------ PROVIDED RECORDS ------

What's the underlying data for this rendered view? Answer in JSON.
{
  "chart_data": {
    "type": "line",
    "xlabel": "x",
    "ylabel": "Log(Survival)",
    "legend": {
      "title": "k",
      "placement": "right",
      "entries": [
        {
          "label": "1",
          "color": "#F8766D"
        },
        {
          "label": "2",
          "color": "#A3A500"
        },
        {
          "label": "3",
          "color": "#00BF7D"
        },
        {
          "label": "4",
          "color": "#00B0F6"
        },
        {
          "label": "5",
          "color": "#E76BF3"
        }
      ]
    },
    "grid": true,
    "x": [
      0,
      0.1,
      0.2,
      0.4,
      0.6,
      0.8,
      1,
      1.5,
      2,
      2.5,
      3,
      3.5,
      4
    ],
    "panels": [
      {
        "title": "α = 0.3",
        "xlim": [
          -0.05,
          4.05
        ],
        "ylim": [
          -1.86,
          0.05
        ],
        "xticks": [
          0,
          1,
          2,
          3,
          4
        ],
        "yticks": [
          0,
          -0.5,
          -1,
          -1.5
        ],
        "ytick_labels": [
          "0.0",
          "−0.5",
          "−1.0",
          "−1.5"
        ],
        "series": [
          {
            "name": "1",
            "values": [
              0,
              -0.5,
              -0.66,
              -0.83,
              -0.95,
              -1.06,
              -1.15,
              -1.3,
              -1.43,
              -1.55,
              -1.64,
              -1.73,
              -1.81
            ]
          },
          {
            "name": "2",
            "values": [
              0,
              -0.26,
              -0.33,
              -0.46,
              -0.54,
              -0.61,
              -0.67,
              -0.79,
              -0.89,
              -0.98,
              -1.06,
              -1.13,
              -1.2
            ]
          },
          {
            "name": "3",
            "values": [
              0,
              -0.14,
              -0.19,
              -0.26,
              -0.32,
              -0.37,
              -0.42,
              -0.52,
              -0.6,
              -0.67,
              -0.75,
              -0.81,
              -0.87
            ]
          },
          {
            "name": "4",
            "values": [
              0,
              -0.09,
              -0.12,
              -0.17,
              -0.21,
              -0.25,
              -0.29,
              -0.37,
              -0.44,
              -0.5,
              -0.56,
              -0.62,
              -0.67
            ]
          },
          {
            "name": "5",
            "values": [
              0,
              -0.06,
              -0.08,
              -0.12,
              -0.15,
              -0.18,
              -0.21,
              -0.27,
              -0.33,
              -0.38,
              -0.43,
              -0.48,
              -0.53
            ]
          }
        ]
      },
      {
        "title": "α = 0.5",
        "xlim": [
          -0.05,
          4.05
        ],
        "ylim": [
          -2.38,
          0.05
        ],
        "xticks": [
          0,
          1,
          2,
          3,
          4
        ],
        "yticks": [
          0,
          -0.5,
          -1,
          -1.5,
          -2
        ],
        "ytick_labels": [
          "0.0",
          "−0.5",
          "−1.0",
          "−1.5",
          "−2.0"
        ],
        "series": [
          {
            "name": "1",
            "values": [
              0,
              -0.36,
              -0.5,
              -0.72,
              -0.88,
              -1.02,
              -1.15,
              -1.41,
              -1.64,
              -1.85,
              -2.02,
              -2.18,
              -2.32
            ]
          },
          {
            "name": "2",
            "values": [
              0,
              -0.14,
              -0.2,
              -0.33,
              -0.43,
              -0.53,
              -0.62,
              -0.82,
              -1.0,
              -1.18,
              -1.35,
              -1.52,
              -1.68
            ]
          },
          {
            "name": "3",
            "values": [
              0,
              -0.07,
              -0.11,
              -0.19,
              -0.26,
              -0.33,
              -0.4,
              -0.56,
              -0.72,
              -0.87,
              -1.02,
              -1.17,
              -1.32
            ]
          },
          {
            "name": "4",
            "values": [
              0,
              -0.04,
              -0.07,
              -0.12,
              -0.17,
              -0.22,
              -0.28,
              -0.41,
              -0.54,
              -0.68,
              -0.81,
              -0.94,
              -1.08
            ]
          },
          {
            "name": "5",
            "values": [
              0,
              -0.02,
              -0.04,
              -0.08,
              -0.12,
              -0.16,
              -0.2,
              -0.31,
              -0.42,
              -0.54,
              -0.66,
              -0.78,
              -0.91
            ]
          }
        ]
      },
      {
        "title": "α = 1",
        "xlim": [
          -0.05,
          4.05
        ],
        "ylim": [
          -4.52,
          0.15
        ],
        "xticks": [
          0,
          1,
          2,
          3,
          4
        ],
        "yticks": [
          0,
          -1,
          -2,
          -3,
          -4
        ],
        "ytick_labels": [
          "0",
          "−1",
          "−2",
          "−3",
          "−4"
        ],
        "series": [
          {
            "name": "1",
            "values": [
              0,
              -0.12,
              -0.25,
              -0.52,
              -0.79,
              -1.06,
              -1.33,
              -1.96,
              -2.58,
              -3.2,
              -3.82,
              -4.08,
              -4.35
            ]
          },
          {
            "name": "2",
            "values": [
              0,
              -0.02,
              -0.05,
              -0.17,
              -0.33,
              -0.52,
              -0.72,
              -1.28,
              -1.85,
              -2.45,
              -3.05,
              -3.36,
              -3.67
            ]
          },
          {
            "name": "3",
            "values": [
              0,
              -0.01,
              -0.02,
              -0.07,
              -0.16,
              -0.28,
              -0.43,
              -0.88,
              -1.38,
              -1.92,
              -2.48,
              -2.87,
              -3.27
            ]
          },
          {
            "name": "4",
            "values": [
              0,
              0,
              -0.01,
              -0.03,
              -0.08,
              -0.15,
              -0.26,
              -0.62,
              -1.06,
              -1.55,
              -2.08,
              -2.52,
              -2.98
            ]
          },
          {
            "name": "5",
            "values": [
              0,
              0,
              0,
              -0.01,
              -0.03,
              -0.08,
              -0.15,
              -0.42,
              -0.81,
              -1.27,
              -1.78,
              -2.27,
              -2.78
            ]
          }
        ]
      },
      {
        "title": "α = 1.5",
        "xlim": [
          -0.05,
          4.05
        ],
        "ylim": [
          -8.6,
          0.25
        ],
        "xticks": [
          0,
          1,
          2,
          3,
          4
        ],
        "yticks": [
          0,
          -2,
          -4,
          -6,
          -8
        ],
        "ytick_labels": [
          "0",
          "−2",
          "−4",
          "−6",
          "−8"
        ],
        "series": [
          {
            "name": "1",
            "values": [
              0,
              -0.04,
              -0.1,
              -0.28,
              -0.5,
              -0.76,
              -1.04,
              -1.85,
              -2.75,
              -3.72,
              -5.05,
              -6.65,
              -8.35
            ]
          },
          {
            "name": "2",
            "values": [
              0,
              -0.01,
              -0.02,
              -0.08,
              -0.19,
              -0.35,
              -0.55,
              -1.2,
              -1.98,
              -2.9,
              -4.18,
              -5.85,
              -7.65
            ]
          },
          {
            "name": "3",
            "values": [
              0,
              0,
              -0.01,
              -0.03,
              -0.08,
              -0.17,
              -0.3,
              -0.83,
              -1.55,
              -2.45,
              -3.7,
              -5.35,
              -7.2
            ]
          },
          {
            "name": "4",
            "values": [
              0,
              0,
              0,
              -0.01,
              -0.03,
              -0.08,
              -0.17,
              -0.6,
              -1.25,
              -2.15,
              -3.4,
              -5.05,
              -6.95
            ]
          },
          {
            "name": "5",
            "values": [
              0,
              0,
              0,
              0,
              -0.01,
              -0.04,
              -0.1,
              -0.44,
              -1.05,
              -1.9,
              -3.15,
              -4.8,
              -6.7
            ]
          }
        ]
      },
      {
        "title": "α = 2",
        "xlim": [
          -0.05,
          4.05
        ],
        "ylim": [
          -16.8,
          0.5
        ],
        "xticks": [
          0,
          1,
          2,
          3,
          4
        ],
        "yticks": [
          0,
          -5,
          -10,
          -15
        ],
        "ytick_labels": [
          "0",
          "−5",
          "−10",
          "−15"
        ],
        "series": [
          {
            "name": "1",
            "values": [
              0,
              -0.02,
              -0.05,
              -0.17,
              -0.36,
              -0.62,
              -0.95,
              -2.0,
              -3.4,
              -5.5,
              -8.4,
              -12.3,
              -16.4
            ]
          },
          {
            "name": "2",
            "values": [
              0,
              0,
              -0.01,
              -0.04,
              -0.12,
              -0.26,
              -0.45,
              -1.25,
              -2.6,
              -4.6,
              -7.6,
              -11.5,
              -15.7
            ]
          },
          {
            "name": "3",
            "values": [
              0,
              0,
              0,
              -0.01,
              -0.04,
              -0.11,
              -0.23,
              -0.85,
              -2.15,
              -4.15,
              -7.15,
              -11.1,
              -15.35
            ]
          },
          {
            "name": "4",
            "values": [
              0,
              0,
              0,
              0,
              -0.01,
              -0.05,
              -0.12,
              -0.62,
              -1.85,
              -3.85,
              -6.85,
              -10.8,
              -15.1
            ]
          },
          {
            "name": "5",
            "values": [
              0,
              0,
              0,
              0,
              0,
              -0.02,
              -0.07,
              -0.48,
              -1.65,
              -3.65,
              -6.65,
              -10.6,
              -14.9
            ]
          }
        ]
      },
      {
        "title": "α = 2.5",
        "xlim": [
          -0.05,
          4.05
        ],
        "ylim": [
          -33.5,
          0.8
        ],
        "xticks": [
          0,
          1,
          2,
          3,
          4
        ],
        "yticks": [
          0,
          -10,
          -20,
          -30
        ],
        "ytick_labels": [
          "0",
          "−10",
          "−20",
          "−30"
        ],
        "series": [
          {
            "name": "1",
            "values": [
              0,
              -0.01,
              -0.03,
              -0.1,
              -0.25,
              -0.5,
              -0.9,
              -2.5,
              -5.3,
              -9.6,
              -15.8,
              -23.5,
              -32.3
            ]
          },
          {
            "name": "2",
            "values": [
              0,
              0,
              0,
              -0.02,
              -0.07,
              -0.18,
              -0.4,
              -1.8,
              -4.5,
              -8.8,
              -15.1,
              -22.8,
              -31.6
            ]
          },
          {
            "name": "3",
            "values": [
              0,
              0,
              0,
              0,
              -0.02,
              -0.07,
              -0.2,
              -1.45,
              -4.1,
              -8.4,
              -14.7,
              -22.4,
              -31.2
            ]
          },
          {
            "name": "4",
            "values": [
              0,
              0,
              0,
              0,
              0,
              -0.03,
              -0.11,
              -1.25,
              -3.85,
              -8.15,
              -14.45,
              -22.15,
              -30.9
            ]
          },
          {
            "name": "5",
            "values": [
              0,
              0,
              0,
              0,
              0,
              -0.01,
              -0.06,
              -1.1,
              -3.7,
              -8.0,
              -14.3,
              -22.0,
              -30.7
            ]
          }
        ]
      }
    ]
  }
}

------

From the material above, gather all lines that include the string "color" and copy them.

## WORKED ANSWER
          "color": "#F8766D"
          "color": "#A3A500"
          "color": "#00BF7D"
          "color": "#00B0F6"
          "color": "#E76BF3"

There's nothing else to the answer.